Provided data:

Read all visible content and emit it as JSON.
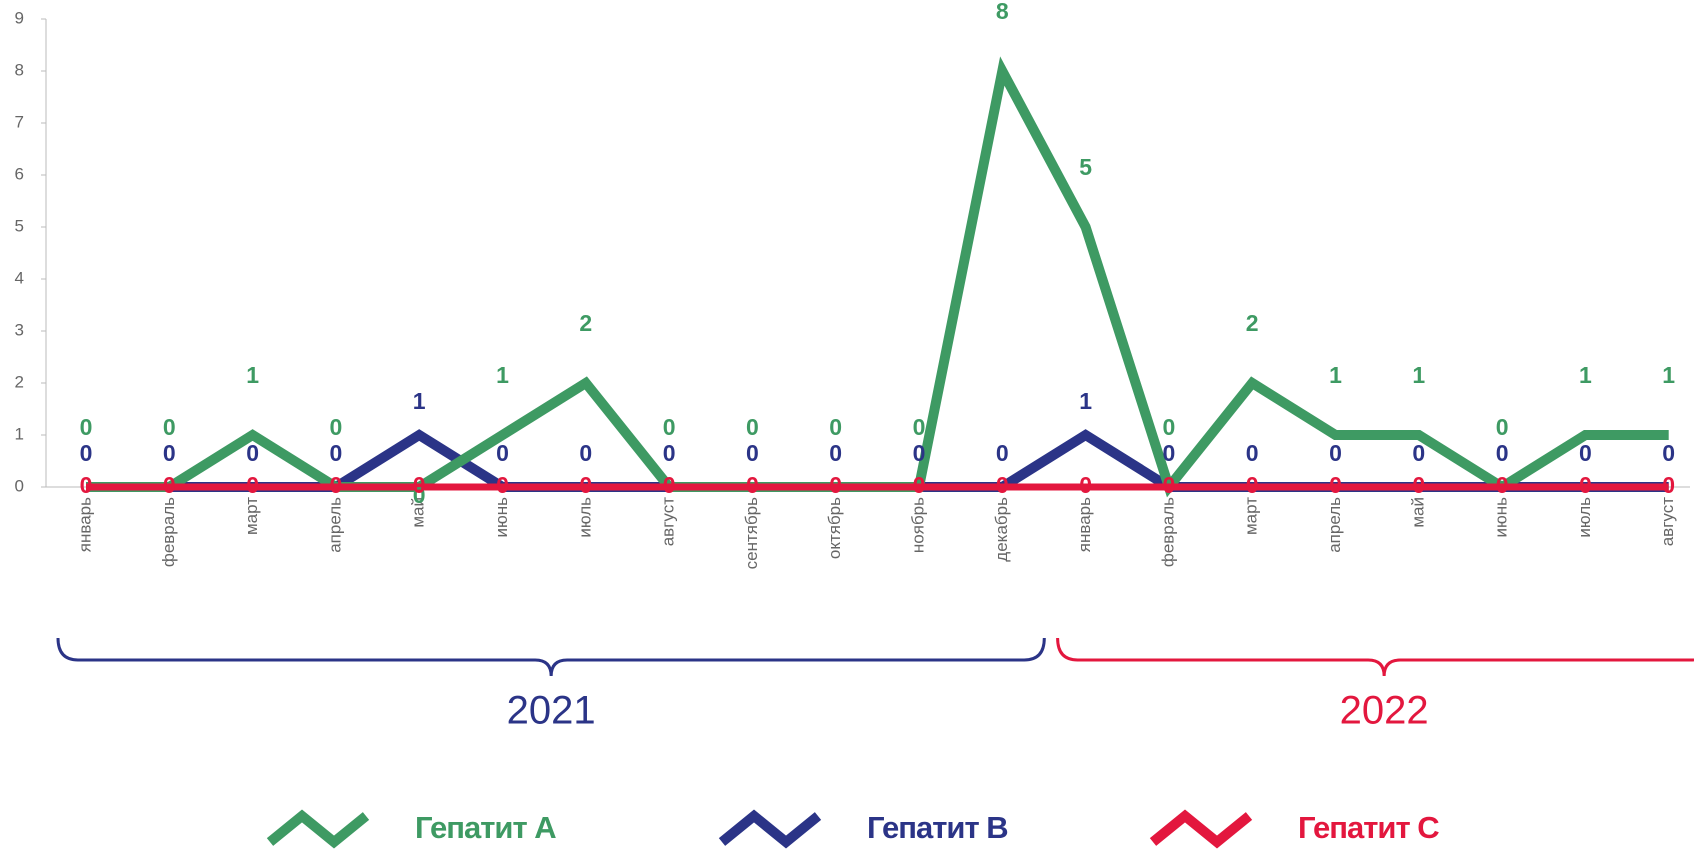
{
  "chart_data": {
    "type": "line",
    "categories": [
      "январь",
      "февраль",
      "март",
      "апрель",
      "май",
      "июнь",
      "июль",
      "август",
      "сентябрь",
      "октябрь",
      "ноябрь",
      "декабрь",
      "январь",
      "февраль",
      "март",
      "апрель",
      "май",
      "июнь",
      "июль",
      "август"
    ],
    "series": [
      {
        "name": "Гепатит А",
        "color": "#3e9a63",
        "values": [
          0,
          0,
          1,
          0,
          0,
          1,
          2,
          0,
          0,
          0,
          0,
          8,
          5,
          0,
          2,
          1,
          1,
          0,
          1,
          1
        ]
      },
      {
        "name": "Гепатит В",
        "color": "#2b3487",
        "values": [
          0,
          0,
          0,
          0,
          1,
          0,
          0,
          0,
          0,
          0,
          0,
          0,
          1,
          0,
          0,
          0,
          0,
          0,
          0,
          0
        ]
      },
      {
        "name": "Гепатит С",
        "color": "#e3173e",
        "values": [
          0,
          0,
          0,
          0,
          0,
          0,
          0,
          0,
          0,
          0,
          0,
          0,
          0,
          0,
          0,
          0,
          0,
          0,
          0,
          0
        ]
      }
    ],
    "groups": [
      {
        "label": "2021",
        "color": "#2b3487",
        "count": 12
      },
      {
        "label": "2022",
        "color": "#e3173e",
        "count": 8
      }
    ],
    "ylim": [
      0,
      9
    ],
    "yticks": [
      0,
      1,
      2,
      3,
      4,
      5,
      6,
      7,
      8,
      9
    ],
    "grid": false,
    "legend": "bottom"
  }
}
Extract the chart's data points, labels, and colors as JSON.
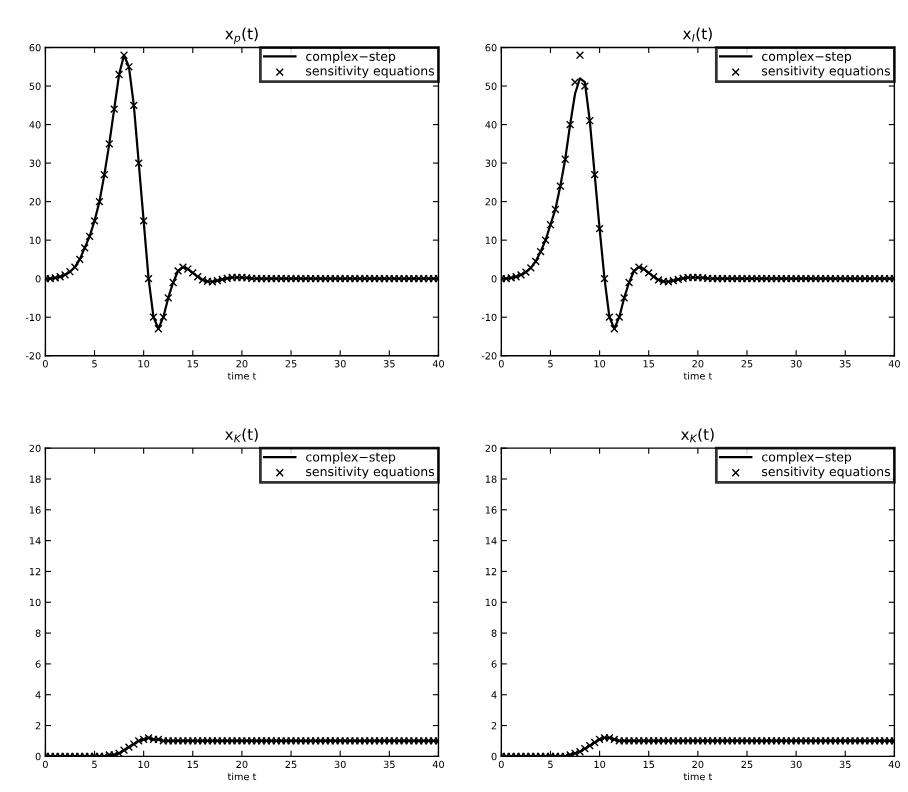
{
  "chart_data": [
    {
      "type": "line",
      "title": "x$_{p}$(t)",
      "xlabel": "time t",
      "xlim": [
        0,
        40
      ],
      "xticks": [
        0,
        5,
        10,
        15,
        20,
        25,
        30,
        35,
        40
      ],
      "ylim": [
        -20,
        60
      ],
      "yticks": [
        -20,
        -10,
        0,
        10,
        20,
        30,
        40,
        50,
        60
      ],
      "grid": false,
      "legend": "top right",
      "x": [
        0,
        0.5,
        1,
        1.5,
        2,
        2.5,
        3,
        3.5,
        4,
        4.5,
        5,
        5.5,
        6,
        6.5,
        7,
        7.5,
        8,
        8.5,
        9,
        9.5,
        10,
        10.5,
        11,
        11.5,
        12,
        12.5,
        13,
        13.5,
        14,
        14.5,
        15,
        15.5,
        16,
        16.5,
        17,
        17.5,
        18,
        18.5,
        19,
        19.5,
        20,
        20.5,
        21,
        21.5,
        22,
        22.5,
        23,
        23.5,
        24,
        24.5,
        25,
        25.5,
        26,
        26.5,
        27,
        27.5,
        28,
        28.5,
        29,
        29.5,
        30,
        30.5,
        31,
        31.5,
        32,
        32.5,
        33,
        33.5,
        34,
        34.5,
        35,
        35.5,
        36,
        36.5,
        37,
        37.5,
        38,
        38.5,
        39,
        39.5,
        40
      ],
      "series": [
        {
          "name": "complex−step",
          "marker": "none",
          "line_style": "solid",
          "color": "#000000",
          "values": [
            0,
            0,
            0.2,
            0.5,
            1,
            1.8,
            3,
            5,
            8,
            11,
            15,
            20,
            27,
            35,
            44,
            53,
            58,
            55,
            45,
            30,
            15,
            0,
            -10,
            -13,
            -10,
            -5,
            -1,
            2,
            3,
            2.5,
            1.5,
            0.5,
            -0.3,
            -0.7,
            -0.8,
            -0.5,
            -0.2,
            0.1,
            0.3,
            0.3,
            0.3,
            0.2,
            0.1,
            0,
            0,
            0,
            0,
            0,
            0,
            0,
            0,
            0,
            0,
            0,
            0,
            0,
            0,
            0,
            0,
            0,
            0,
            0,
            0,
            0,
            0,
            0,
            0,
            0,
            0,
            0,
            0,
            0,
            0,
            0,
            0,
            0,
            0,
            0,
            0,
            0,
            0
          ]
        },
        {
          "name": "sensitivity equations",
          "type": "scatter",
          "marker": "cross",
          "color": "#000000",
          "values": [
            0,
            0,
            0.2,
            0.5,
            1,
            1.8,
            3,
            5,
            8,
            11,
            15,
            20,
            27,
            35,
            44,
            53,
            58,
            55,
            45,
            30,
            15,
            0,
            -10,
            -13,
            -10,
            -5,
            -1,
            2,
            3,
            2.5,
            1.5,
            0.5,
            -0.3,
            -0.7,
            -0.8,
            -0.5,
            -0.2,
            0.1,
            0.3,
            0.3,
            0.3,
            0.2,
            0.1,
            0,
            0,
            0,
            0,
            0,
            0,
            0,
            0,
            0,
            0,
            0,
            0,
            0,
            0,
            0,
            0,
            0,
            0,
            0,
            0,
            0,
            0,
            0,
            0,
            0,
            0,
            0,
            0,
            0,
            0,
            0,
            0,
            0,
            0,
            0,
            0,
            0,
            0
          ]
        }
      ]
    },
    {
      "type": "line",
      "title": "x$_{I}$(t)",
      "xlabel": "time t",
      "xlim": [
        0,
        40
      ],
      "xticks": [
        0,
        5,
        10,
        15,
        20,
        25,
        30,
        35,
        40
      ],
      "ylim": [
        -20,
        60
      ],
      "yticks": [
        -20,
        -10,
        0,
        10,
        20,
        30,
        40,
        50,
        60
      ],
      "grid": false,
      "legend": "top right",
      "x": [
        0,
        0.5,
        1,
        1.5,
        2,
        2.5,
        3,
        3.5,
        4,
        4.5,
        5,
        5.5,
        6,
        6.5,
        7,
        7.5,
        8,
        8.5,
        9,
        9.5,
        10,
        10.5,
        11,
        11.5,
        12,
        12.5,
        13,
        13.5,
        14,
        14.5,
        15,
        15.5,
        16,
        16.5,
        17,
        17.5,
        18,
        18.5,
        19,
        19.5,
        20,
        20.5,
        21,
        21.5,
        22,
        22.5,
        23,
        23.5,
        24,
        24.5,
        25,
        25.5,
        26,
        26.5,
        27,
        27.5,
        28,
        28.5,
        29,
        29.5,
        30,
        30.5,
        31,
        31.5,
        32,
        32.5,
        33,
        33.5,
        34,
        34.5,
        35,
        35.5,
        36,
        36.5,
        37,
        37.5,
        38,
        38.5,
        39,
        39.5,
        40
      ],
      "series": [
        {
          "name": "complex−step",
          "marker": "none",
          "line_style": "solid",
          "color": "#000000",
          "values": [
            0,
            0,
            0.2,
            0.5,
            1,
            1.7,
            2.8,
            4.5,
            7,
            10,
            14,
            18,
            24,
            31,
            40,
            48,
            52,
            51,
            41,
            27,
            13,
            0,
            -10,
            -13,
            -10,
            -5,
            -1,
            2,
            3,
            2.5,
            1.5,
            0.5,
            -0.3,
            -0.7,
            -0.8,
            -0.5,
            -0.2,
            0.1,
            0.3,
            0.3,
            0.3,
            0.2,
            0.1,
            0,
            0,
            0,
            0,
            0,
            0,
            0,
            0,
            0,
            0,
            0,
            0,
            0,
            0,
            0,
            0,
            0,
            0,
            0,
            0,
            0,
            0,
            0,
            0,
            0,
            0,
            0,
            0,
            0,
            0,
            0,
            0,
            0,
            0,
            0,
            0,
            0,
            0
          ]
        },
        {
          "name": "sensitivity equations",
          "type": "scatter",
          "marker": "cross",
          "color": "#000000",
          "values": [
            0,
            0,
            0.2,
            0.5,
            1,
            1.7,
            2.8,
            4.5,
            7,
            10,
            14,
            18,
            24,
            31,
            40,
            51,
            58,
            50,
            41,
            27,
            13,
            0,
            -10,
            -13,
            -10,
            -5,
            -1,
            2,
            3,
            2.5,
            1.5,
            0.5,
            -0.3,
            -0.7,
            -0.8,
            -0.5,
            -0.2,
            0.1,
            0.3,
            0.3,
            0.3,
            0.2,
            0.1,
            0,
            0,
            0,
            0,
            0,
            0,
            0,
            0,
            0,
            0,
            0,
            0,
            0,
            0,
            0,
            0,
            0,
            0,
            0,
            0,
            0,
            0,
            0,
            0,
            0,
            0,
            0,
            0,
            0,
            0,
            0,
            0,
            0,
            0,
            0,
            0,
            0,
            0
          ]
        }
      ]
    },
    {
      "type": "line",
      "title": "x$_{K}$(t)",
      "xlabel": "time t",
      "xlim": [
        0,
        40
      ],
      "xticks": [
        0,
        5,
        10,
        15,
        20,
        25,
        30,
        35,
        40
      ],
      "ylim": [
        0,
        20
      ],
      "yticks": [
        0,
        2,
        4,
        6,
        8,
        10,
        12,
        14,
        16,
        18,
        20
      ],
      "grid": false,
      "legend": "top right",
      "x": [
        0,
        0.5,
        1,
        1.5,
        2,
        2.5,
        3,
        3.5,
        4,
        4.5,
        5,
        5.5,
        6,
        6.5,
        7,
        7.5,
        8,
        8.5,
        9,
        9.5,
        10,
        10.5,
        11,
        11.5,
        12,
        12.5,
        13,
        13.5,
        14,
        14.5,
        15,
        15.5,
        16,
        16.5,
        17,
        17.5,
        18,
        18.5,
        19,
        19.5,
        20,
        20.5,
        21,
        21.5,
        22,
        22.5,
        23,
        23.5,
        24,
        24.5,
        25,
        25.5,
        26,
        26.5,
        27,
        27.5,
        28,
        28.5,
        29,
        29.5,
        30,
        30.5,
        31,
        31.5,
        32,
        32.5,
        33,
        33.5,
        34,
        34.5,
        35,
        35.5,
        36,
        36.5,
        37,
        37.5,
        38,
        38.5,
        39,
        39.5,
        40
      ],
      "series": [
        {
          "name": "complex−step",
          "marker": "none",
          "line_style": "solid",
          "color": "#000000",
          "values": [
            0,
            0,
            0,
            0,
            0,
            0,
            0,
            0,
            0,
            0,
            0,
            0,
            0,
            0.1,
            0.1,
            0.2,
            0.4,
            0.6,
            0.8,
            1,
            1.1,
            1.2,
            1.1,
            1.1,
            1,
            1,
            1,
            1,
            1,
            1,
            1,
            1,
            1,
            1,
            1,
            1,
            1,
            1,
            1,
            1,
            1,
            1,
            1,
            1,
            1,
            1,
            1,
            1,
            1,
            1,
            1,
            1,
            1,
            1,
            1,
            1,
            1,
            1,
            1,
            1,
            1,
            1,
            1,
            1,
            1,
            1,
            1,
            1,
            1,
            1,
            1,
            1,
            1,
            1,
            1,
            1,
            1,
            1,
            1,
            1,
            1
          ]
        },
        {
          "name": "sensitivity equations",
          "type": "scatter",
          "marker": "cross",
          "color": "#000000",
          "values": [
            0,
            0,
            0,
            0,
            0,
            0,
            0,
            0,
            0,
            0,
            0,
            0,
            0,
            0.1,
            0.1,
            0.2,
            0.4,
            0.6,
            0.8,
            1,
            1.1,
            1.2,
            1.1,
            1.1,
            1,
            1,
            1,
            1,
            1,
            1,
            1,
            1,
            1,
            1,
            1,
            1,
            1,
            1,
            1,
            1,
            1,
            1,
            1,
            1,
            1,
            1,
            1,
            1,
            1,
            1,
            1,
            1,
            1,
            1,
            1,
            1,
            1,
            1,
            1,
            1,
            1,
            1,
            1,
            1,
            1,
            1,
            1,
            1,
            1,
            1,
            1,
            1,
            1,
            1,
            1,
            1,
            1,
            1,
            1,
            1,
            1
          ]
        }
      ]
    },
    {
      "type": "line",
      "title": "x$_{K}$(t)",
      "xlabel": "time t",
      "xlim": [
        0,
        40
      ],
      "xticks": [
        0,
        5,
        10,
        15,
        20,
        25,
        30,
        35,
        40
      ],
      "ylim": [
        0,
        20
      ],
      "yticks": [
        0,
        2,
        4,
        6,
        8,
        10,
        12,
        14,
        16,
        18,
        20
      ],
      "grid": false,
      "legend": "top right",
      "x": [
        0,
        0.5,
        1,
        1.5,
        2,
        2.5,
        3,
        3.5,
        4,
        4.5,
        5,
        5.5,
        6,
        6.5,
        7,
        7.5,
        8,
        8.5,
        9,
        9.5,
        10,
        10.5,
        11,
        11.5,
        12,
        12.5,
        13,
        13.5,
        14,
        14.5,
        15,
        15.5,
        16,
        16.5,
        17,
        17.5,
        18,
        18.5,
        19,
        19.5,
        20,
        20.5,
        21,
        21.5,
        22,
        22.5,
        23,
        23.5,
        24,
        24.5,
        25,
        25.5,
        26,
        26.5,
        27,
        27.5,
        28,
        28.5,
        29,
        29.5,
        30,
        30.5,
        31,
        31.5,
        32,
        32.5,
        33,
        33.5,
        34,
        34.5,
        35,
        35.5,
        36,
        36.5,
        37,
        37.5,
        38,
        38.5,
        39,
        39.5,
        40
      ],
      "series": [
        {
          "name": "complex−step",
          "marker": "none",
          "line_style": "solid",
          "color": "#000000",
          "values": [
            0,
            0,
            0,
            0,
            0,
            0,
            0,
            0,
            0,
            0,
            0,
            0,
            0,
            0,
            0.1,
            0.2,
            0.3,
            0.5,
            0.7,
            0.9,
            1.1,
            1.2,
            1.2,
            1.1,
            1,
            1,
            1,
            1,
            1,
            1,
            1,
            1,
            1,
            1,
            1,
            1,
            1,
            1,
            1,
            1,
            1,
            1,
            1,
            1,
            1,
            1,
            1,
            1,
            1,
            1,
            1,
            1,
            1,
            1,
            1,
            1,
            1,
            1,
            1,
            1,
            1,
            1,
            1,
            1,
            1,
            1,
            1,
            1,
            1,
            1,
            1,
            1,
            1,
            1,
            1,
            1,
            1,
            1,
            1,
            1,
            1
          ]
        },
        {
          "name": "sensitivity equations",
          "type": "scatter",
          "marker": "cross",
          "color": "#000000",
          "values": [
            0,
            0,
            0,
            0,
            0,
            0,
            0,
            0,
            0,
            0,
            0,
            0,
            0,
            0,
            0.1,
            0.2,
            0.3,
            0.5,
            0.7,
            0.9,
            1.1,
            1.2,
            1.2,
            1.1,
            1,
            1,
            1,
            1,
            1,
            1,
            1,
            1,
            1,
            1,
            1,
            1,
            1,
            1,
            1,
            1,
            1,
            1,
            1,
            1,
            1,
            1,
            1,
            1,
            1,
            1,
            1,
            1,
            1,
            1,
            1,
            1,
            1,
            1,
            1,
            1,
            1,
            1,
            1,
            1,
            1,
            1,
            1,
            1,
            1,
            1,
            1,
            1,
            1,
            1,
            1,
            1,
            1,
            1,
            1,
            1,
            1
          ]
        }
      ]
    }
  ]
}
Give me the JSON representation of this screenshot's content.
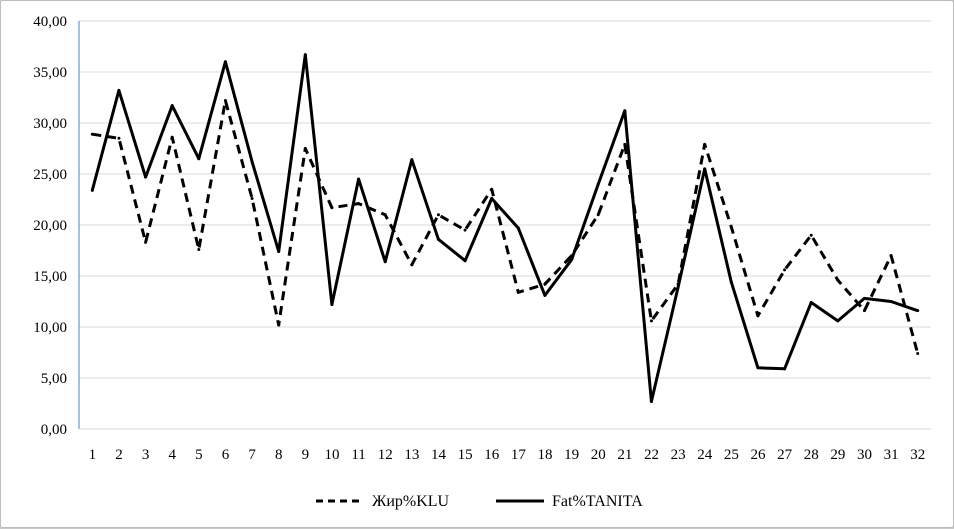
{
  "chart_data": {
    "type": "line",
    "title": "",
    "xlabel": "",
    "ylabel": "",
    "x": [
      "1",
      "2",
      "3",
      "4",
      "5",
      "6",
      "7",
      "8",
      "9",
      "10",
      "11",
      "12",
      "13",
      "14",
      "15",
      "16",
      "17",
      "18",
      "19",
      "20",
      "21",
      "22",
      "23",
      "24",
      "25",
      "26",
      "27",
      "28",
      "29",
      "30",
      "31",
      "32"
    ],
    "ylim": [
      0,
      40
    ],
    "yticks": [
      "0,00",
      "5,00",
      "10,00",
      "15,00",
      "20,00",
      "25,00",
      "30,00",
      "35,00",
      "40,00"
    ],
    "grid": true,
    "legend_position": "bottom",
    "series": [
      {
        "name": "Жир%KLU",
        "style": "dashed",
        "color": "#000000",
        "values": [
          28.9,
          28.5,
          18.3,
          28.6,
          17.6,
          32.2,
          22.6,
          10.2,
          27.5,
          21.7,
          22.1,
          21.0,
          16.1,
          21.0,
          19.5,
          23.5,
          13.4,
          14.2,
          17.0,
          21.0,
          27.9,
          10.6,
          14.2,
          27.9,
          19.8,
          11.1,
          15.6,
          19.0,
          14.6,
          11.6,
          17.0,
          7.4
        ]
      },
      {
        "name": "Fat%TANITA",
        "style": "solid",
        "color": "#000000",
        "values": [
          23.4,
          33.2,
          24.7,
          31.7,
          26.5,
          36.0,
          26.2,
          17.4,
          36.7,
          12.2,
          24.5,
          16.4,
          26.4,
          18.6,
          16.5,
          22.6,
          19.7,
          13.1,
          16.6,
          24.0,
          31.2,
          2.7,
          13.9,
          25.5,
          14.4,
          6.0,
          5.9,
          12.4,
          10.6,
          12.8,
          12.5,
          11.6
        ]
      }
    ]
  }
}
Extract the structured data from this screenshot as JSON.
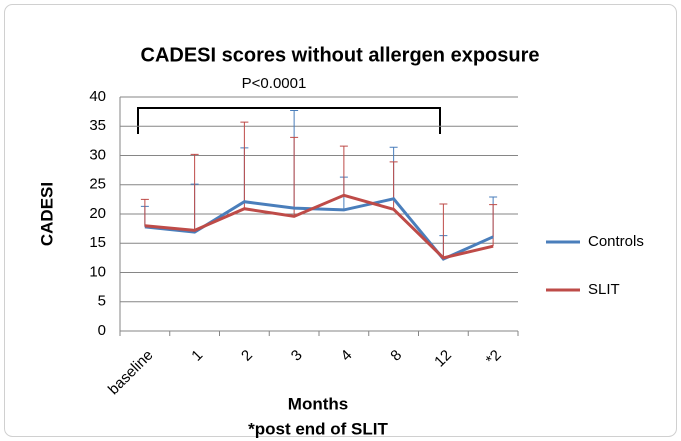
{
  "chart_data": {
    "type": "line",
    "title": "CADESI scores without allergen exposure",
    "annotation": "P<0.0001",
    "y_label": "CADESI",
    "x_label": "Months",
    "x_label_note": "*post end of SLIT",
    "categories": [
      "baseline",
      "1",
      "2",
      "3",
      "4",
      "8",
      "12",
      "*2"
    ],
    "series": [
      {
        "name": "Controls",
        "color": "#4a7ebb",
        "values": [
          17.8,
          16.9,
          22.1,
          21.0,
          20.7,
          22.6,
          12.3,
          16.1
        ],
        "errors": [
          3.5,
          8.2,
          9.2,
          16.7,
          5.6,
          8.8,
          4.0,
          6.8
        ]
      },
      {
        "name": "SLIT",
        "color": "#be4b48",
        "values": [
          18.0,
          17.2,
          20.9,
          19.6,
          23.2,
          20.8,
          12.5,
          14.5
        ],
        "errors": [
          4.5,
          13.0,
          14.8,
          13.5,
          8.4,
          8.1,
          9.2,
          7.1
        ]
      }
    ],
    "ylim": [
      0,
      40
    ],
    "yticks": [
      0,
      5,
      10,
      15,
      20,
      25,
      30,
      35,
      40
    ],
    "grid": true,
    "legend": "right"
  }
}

What needs to be done:
Copy out each line in the preceding records that contains "CADESI".

Finished task:
    "title": "CADESI scores without allergen exposure",
    "y_label": "CADESI",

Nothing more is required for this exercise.